*Set problem*. Write out each entry, exactly the way it appears.

*Extracted entries*.

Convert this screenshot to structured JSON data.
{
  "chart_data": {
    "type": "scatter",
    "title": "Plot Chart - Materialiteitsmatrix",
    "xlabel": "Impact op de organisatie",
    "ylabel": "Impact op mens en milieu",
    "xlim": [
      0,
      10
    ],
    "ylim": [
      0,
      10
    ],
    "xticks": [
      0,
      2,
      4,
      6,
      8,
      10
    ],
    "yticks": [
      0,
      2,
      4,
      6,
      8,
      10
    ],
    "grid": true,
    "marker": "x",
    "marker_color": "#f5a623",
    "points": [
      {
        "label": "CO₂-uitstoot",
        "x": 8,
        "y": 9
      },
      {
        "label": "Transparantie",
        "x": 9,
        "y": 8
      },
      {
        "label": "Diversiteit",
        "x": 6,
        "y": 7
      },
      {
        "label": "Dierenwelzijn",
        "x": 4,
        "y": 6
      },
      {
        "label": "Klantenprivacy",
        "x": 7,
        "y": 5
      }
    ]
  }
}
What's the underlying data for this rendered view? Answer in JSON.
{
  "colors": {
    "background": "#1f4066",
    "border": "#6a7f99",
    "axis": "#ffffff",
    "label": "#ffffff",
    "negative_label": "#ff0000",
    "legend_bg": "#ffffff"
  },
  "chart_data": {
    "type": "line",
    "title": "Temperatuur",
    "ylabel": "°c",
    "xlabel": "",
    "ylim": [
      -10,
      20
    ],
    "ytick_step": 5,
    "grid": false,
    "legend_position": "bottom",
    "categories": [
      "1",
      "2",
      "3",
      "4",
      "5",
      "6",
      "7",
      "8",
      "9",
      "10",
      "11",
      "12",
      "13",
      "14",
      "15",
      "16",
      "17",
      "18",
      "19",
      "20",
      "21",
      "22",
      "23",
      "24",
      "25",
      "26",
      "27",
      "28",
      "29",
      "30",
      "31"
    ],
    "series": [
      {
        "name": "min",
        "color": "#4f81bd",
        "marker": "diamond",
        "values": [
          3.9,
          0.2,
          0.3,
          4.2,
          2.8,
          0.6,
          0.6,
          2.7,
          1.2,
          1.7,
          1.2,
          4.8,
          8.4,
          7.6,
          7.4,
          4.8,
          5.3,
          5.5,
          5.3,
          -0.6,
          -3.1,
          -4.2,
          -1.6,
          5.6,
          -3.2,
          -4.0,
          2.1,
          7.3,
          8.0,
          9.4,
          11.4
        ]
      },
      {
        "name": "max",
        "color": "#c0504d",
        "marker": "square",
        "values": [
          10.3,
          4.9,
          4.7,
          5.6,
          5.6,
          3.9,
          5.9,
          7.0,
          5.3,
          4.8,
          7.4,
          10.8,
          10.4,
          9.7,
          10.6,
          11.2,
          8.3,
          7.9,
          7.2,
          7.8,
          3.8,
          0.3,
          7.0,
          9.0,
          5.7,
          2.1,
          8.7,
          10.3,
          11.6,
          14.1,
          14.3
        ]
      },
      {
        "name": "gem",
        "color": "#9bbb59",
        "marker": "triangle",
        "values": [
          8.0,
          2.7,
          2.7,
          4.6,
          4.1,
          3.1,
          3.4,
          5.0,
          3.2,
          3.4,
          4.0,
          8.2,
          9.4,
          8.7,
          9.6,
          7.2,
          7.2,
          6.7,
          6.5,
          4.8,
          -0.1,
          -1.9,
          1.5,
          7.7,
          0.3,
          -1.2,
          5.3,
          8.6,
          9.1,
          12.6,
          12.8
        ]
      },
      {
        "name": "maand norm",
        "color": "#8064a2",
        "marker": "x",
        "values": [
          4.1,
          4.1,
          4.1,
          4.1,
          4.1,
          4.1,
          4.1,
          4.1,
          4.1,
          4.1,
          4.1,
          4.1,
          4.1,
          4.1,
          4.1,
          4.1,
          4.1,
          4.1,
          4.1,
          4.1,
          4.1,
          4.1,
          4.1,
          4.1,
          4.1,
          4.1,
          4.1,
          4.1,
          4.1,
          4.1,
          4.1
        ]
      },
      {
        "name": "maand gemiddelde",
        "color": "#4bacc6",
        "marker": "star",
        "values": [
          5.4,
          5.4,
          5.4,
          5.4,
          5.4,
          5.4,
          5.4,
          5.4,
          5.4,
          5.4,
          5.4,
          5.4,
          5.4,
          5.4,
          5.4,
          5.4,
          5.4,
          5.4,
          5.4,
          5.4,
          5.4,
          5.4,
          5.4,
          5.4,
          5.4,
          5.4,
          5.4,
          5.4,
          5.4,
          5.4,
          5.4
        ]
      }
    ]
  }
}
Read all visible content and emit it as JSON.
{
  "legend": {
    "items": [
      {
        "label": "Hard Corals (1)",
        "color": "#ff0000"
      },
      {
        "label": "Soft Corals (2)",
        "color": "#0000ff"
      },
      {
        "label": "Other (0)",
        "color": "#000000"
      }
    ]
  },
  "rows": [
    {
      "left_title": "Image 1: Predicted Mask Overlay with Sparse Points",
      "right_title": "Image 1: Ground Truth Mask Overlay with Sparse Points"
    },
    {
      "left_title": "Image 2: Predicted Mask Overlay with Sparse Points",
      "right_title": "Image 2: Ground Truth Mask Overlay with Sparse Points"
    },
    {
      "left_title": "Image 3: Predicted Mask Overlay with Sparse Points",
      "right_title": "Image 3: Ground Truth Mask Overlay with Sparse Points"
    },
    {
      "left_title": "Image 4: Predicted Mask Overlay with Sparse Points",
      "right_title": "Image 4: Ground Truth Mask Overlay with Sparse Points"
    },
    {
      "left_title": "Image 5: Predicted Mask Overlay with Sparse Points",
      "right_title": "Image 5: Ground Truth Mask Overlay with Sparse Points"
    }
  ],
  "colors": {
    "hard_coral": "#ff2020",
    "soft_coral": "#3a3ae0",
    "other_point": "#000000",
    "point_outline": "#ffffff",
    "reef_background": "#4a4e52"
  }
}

*Solution to this problem*.
Convert this screenshot to structured JSON data.
{
  "chart_data": {
    "type": "scatter",
    "title": "Plot Chart - Materialiteitsmatrix",
    "xlabel": "Impact op de organisatie",
    "ylabel": "Impact op mens en milieu",
    "xlim": [
      0,
      10
    ],
    "ylim": [
      0,
      10
    ],
    "xticks": [
      0,
      2,
      4,
      6,
      8,
      10
    ],
    "yticks": [
      0,
      2,
      4,
      6,
      8,
      10
    ],
    "grid": true,
    "marker": "x",
    "marker_color": "#f5a623",
    "points": [
      {
        "label": "CO₂-uitstoot",
        "x": 8,
        "y": 9
      },
      {
        "label": "Transparantie",
        "x": 9,
        "y": 8
      },
      {
        "label": "Diversiteit",
        "x": 6,
        "y": 7
      },
      {
        "label": "Dierenwelzijn",
        "x": 4,
        "y": 6
      },
      {
        "label": "Klantenprivacy",
        "x": 7,
        "y": 5
      }
    ]
  }
}
What's the underlying data for this rendered view? Answer in JSON.
{
  "colors": {
    "background": "#1f4066",
    "border": "#6a7f99",
    "axis": "#ffffff",
    "label": "#ffffff",
    "negative_label": "#ff0000",
    "legend_bg": "#ffffff"
  },
  "chart_data": {
    "type": "line",
    "title": "Temperatuur",
    "ylabel": "°c",
    "xlabel": "",
    "ylim": [
      -10,
      20
    ],
    "ytick_step": 5,
    "grid": false,
    "legend_position": "bottom",
    "categories": [
      "1",
      "2",
      "3",
      "4",
      "5",
      "6",
      "7",
      "8",
      "9",
      "10",
      "11",
      "12",
      "13",
      "14",
      "15",
      "16",
      "17",
      "18",
      "19",
      "20",
      "21",
      "22",
      "23",
      "24",
      "25",
      "26",
      "27",
      "28",
      "29",
      "30",
      "31"
    ],
    "series": [
      {
        "name": "min",
        "color": "#4f81bd",
        "marker": "diamond",
        "values": [
          3.9,
          0.2,
          0.3,
          4.2,
          2.8,
          0.6,
          0.6,
          2.7,
          1.2,
          1.7,
          1.2,
          4.8,
          8.4,
          7.6,
          7.4,
          4.8,
          5.3,
          5.5,
          5.3,
          -0.6,
          -3.1,
          -4.2,
          -1.6,
          5.6,
          -3.2,
          -4.0,
          2.1,
          7.3,
          8.0,
          9.4,
          11.4
        ]
      },
      {
        "name": "max",
        "color": "#c0504d",
        "marker": "square",
        "values": [
          10.3,
          4.9,
          4.7,
          5.6,
          5.6,
          3.9,
          5.9,
          7.0,
          5.3,
          4.8,
          7.4,
          10.8,
          10.4,
          9.7,
          10.6,
          11.2,
          8.3,
          7.9,
          7.2,
          7.8,
          3.8,
          0.3,
          7.0,
          9.0,
          5.7,
          2.1,
          8.7,
          10.3,
          11.6,
          14.1,
          14.3
        ]
      },
      {
        "name": "gem",
        "color": "#9bbb59",
        "marker": "triangle",
        "values": [
          8.0,
          2.7,
          2.7,
          4.6,
          4.1,
          3.1,
          3.4,
          5.0,
          3.2,
          3.4,
          4.0,
          8.2,
          9.4,
          8.7,
          9.6,
          7.2,
          7.2,
          6.7,
          6.5,
          4.8,
          -0.1,
          -1.9,
          1.5,
          7.7,
          0.3,
          -1.2,
          5.3,
          8.6,
          9.1,
          12.6,
          12.8
        ]
      },
      {
        "name": "maand norm",
        "color": "#8064a2",
        "marker": "x",
        "values": [
          4.1,
          4.1,
          4.1,
          4.1,
          4.1,
          4.1,
          4.1,
          4.1,
          4.1,
          4.1,
          4.1,
          4.1,
          4.1,
          4.1,
          4.1,
          4.1,
          4.1,
          4.1,
          4.1,
          4.1,
          4.1,
          4.1,
          4.1,
          4.1,
          4.1,
          4.1,
          4.1,
          4.1,
          4.1,
          4.1,
          4.1
        ]
      },
      {
        "name": "maand gemiddelde",
        "color": "#4bacc6",
        "marker": "star",
        "values": [
          5.4,
          5.4,
          5.4,
          5.4,
          5.4,
          5.4,
          5.4,
          5.4,
          5.4,
          5.4,
          5.4,
          5.4,
          5.4,
          5.4,
          5.4,
          5.4,
          5.4,
          5.4,
          5.4,
          5.4,
          5.4,
          5.4,
          5.4,
          5.4,
          5.4,
          5.4,
          5.4,
          5.4,
          5.4,
          5.4,
          5.4
        ]
      }
    ]
  }
}
Read all visible content and emit it as JSON.
{
  "legend": {
    "items": [
      {
        "label": "Hard Corals (1)",
        "color": "#ff0000"
      },
      {
        "label": "Soft Corals (2)",
        "color": "#0000ff"
      },
      {
        "label": "Other (0)",
        "color": "#000000"
      }
    ]
  },
  "rows": [
    {
      "left_title": "Image 1: Predicted Mask Overlay with Sparse Points",
      "right_title": "Image 1: Ground Truth Mask Overlay with Sparse Points"
    },
    {
      "left_title": "Image 2: Predicted Mask Overlay with Sparse Points",
      "right_title": "Image 2: Ground Truth Mask Overlay with Sparse Points"
    },
    {
      "left_title": "Image 3: Predicted Mask Overlay with Sparse Points",
      "right_title": "Image 3: Ground Truth Mask Overlay with Sparse Points"
    },
    {
      "left_title": "Image 4: Predicted Mask Overlay with Sparse Points",
      "right_title": "Image 4: Ground Truth Mask Overlay with Sparse Points"
    },
    {
      "left_title": "Image 5: Predicted Mask Overlay with Sparse Points",
      "right_title": "Image 5: Ground Truth Mask Overlay with Sparse Points"
    }
  ],
  "colors": {
    "hard_coral": "#ff2020",
    "soft_coral": "#3a3ae0",
    "other_point": "#000000",
    "point_outline": "#ffffff",
    "reef_background": "#4a4e52"
  }
}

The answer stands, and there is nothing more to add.